SET TASK: Output every line exactly as written. Leave out pictures.

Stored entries
***

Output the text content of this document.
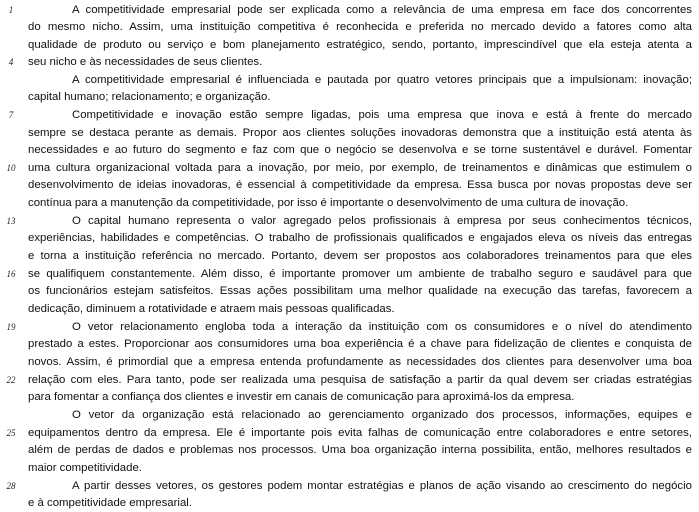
1
4
7
10
13
16
19
22
25
28
A competitividade empresarial pode ser explicada como a relevância de uma empresa em face dos concorrentes
do mesmo nicho. Assim, uma instituição competitiva é reconhecida e preferida no mercado devido a fatores como alta
qualidade de produto ou serviço e bom planejamento estratégico, sendo, portanto, imprescindível que ela esteja atenta a
seu nicho e às necessidades de seus clientes.
A competitividade empresarial é influenciada e pautada por quatro vetores principais que a impulsionam: inovação;
capital humano; relacionamento; e organização.
Competitividade e inovação estão sempre ligadas, pois uma empresa que inova e está à frente do mercado
sempre se destaca perante as demais. Propor aos clientes soluções inovadoras demonstra que a instituição está atenta às
necessidades e ao futuro do segmento e faz com que o negócio se desenvolva e se torne sustentável e durável. Fomentar
uma cultura organizacional voltada para a inovação, por meio, por exemplo, de treinamentos e dinâmicas que estimulem o
desenvolvimento de ideias inovadoras, é essencial à competitividade da empresa. Essa busca por novas propostas deve ser
contínua para a manutenção da competitividade, por isso é importante o desenvolvimento de uma cultura de inovação.
O capital humano representa o valor agregado pelos profissionais à empresa por seus conhecimentos técnicos,
experiências, habilidades e competências. O trabalho de profissionais qualificados e engajados eleva os níveis das entregas
e torna a instituição referência no mercado. Portanto, devem ser propostos aos colaboradores treinamentos para que eles
se qualifiquem constantemente. Além disso, é importante promover um ambiente de trabalho seguro e saudável para que
os funcionários estejam satisfeitos. Essas ações possibilitam uma melhor qualidade na execução das tarefas, favorecem a
dedicação, diminuem a rotatividade e atraem mais pessoas qualificadas.
O vetor relacionamento engloba toda a interação da instituição com os consumidores e o nível do atendimento
prestado a estes. Proporcionar aos consumidores uma boa experiência é a chave para fidelização de clientes e conquista de
novos. Assim, é primordial que a empresa entenda profundamente as necessidades dos clientes para desenvolver uma boa
relação com eles. Para tanto, pode ser realizada uma pesquisa de satisfação a partir da qual devem ser criadas estratégias
para fomentar a confiança dos clientes e investir em canais de comunicação para aproximá-los da empresa.
O vetor da organização está relacionado ao gerenciamento organizado dos processos, informações, equipes e
equipamentos dentro da empresa. Ele é importante pois evita falhas de comunicação entre colaboradores e entre setores,
além de perdas de dados e problemas nos processos. Uma boa organização interna possibilita, então, melhores resultados e
maior competitividade.
A partir desses vetores, os gestores podem montar estratégias e planos de ação visando ao crescimento do negócio
e à competitividade empresarial.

***

FULL SOLUTION:
Output the text content of this document.
1
4
7
10
13
16
19
22
25
28
A competitividade empresarial pode ser explicada como a relevância de uma empresa em face dos concorrentes
do mesmo nicho. Assim, uma instituição competitiva é reconhecida e preferida no mercado devido a fatores como alta
qualidade de produto ou serviço e bom planejamento estratégico, sendo, portanto, imprescindível que ela esteja atenta a
seu nicho e às necessidades de seus clientes.
A competitividade empresarial é influenciada e pautada por quatro vetores principais que a impulsionam: inovação;
capital humano; relacionamento; e organização.
Competitividade e inovação estão sempre ligadas, pois uma empresa que inova e está à frente do mercado
sempre se destaca perante as demais. Propor aos clientes soluções inovadoras demonstra que a instituição está atenta às
necessidades e ao futuro do segmento e faz com que o negócio se desenvolva e se torne sustentável e durável. Fomentar
uma cultura organizacional voltada para a inovação, por meio, por exemplo, de treinamentos e dinâmicas que estimulem o
desenvolvimento de ideias inovadoras, é essencial à competitividade da empresa. Essa busca por novas propostas deve ser
contínua para a manutenção da competitividade, por isso é importante o desenvolvimento de uma cultura de inovação.
O capital humano representa o valor agregado pelos profissionais à empresa por seus conhecimentos técnicos,
experiências, habilidades e competências. O trabalho de profissionais qualificados e engajados eleva os níveis das entregas
e torna a instituição referência no mercado. Portanto, devem ser propostos aos colaboradores treinamentos para que eles
se qualifiquem constantemente. Além disso, é importante promover um ambiente de trabalho seguro e saudável para que
os funcionários estejam satisfeitos. Essas ações possibilitam uma melhor qualidade na execução das tarefas, favorecem a
dedicação, diminuem a rotatividade e atraem mais pessoas qualificadas.
O vetor relacionamento engloba toda a interação da instituição com os consumidores e o nível do atendimento
prestado a estes. Proporcionar aos consumidores uma boa experiência é a chave para fidelização de clientes e conquista de
novos. Assim, é primordial que a empresa entenda profundamente as necessidades dos clientes para desenvolver uma boa
relação com eles. Para tanto, pode ser realizada uma pesquisa de satisfação a partir da qual devem ser criadas estratégias
para fomentar a confiança dos clientes e investir em canais de comunicação para aproximá-los da empresa.
O vetor da organização está relacionado ao gerenciamento organizado dos processos, informações, equipes e
equipamentos dentro da empresa. Ele é importante pois evita falhas de comunicação entre colaboradores e entre setores,
além de perdas de dados e problemas nos processos. Uma boa organização interna possibilita, então, melhores resultados e
maior competitividade.
A partir desses vetores, os gestores podem montar estratégias e planos de ação visando ao crescimento do negócio
e à competitividade empresarial.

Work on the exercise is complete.